• **Requirement**
Repeat all the material exactly; pictures stay out of your copy.

"""

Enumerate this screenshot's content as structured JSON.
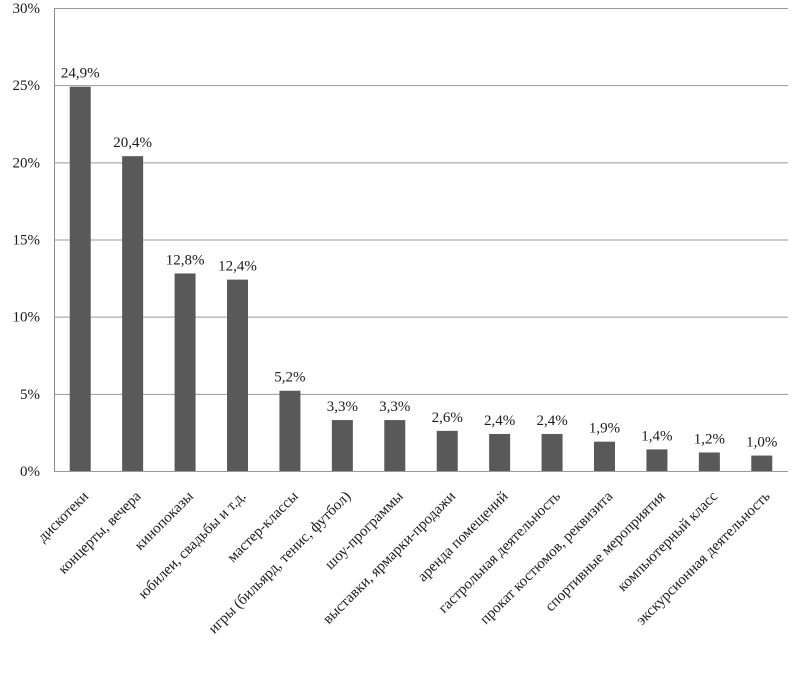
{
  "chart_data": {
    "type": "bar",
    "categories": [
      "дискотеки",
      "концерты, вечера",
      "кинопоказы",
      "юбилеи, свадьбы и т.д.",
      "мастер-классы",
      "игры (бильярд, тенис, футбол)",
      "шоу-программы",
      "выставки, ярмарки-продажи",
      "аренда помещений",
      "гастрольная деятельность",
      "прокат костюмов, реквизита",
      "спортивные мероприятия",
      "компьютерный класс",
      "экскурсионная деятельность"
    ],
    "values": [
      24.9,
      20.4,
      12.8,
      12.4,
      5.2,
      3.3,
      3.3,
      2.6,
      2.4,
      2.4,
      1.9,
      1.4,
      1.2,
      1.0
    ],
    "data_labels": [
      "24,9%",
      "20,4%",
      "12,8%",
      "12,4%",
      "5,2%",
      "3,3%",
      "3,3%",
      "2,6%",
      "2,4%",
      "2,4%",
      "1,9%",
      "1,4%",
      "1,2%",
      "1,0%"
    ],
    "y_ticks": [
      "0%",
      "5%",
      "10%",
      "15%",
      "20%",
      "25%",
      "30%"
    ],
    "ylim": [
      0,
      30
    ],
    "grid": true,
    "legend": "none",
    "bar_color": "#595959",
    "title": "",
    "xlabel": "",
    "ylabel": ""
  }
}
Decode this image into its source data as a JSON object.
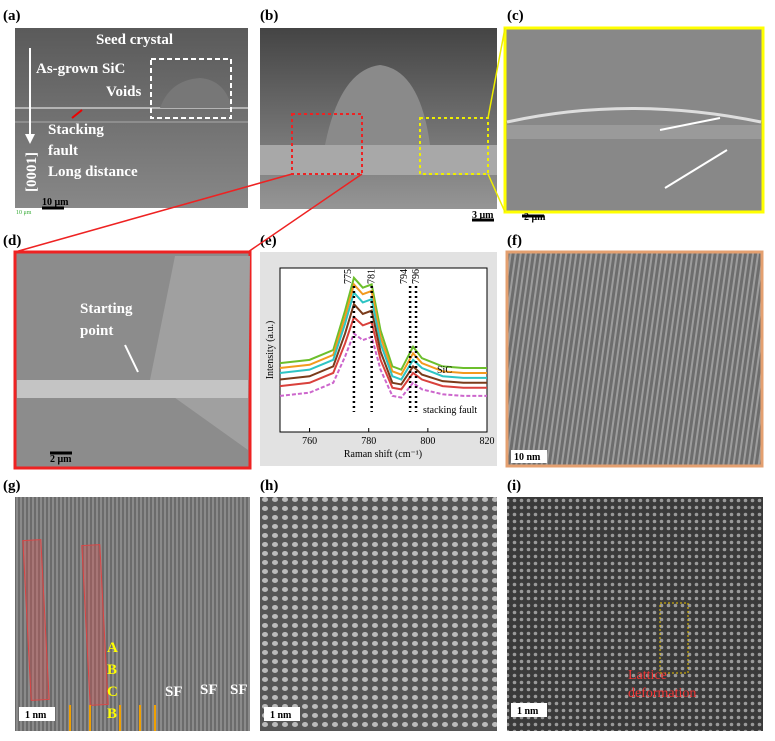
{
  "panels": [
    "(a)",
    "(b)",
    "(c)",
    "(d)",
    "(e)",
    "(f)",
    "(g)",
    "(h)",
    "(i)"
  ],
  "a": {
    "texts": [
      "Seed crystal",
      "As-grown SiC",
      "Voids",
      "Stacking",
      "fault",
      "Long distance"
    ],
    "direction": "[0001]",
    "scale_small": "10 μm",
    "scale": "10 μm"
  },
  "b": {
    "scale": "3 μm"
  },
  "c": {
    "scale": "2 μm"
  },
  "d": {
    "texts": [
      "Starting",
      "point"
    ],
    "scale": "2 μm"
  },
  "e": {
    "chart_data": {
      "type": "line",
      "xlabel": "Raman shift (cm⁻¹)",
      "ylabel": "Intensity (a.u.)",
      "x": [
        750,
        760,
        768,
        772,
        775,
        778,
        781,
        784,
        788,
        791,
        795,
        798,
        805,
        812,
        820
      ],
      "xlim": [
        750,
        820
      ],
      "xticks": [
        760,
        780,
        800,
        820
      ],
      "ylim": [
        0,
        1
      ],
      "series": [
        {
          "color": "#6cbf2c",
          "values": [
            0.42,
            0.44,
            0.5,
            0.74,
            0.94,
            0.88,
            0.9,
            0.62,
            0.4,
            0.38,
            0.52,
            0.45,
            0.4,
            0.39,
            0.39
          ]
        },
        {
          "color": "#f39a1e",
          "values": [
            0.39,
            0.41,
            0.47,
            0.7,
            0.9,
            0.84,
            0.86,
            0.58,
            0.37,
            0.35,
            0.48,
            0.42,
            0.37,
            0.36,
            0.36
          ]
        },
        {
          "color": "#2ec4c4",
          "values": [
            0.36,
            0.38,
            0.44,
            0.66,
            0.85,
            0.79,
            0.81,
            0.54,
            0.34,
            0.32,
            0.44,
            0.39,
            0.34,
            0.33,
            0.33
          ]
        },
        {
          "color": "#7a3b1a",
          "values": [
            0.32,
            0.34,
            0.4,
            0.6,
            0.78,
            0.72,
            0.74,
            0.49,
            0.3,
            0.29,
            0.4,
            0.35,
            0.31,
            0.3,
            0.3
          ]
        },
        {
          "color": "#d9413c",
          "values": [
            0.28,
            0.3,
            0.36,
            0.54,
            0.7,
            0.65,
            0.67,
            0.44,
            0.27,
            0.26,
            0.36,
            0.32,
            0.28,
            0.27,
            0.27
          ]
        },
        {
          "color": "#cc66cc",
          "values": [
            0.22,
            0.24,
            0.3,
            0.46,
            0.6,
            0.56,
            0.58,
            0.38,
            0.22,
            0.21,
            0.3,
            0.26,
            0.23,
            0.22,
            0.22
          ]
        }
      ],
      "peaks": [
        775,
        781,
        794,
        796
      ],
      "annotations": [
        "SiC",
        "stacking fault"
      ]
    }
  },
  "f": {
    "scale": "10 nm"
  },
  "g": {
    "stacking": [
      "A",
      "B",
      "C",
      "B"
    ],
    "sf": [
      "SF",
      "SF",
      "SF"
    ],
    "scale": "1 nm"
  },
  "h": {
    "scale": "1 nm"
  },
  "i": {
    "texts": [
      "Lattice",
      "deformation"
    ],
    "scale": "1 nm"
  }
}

"""

• **Written response**
Enumerate this screenshot's content as structured JSON.
{
  "chart_data": {
    "type": "bar",
    "categories": [
      "дискотеки",
      "концерты, вечера",
      "кинопоказы",
      "юбилеи, свадьбы и т.д.",
      "мастер-классы",
      "игры (бильярд, тенис, футбол)",
      "шоу-программы",
      "выставки, ярмарки-продажи",
      "аренда помещений",
      "гастрольная деятельность",
      "прокат костюмов, реквизита",
      "спортивные мероприятия",
      "компьютерный класс",
      "экскурсионная деятельность"
    ],
    "values": [
      24.9,
      20.4,
      12.8,
      12.4,
      5.2,
      3.3,
      3.3,
      2.6,
      2.4,
      2.4,
      1.9,
      1.4,
      1.2,
      1.0
    ],
    "data_labels": [
      "24,9%",
      "20,4%",
      "12,8%",
      "12,4%",
      "5,2%",
      "3,3%",
      "3,3%",
      "2,6%",
      "2,4%",
      "2,4%",
      "1,9%",
      "1,4%",
      "1,2%",
      "1,0%"
    ],
    "y_ticks": [
      "0%",
      "5%",
      "10%",
      "15%",
      "20%",
      "25%",
      "30%"
    ],
    "ylim": [
      0,
      30
    ],
    "grid": true,
    "legend": "none",
    "bar_color": "#595959",
    "title": "",
    "xlabel": "",
    "ylabel": ""
  }
}
Decode this image into its source data as a JSON object.
{
  "panels": [
    "(a)",
    "(b)",
    "(c)",
    "(d)",
    "(e)",
    "(f)",
    "(g)",
    "(h)",
    "(i)"
  ],
  "a": {
    "texts": [
      "Seed crystal",
      "As-grown SiC",
      "Voids",
      "Stacking",
      "fault",
      "Long distance"
    ],
    "direction": "[0001]",
    "scale_small": "10 μm",
    "scale": "10 μm"
  },
  "b": {
    "scale": "3 μm"
  },
  "c": {
    "scale": "2 μm"
  },
  "d": {
    "texts": [
      "Starting",
      "point"
    ],
    "scale": "2 μm"
  },
  "e": {
    "chart_data": {
      "type": "line",
      "xlabel": "Raman shift (cm⁻¹)",
      "ylabel": "Intensity (a.u.)",
      "x": [
        750,
        760,
        768,
        772,
        775,
        778,
        781,
        784,
        788,
        791,
        795,
        798,
        805,
        812,
        820
      ],
      "xlim": [
        750,
        820
      ],
      "xticks": [
        760,
        780,
        800,
        820
      ],
      "ylim": [
        0,
        1
      ],
      "series": [
        {
          "color": "#6cbf2c",
          "values": [
            0.42,
            0.44,
            0.5,
            0.74,
            0.94,
            0.88,
            0.9,
            0.62,
            0.4,
            0.38,
            0.52,
            0.45,
            0.4,
            0.39,
            0.39
          ]
        },
        {
          "color": "#f39a1e",
          "values": [
            0.39,
            0.41,
            0.47,
            0.7,
            0.9,
            0.84,
            0.86,
            0.58,
            0.37,
            0.35,
            0.48,
            0.42,
            0.37,
            0.36,
            0.36
          ]
        },
        {
          "color": "#2ec4c4",
          "values": [
            0.36,
            0.38,
            0.44,
            0.66,
            0.85,
            0.79,
            0.81,
            0.54,
            0.34,
            0.32,
            0.44,
            0.39,
            0.34,
            0.33,
            0.33
          ]
        },
        {
          "color": "#7a3b1a",
          "values": [
            0.32,
            0.34,
            0.4,
            0.6,
            0.78,
            0.72,
            0.74,
            0.49,
            0.3,
            0.29,
            0.4,
            0.35,
            0.31,
            0.3,
            0.3
          ]
        },
        {
          "color": "#d9413c",
          "values": [
            0.28,
            0.3,
            0.36,
            0.54,
            0.7,
            0.65,
            0.67,
            0.44,
            0.27,
            0.26,
            0.36,
            0.32,
            0.28,
            0.27,
            0.27
          ]
        },
        {
          "color": "#cc66cc",
          "values": [
            0.22,
            0.24,
            0.3,
            0.46,
            0.6,
            0.56,
            0.58,
            0.38,
            0.22,
            0.21,
            0.3,
            0.26,
            0.23,
            0.22,
            0.22
          ]
        }
      ],
      "peaks": [
        775,
        781,
        794,
        796
      ],
      "annotations": [
        "SiC",
        "stacking fault"
      ]
    }
  },
  "f": {
    "scale": "10 nm"
  },
  "g": {
    "stacking": [
      "A",
      "B",
      "C",
      "B"
    ],
    "sf": [
      "SF",
      "SF",
      "SF"
    ],
    "scale": "1 nm"
  },
  "h": {
    "scale": "1 nm"
  },
  "i": {
    "texts": [
      "Lattice",
      "deformation"
    ],
    "scale": "1 nm"
  }
}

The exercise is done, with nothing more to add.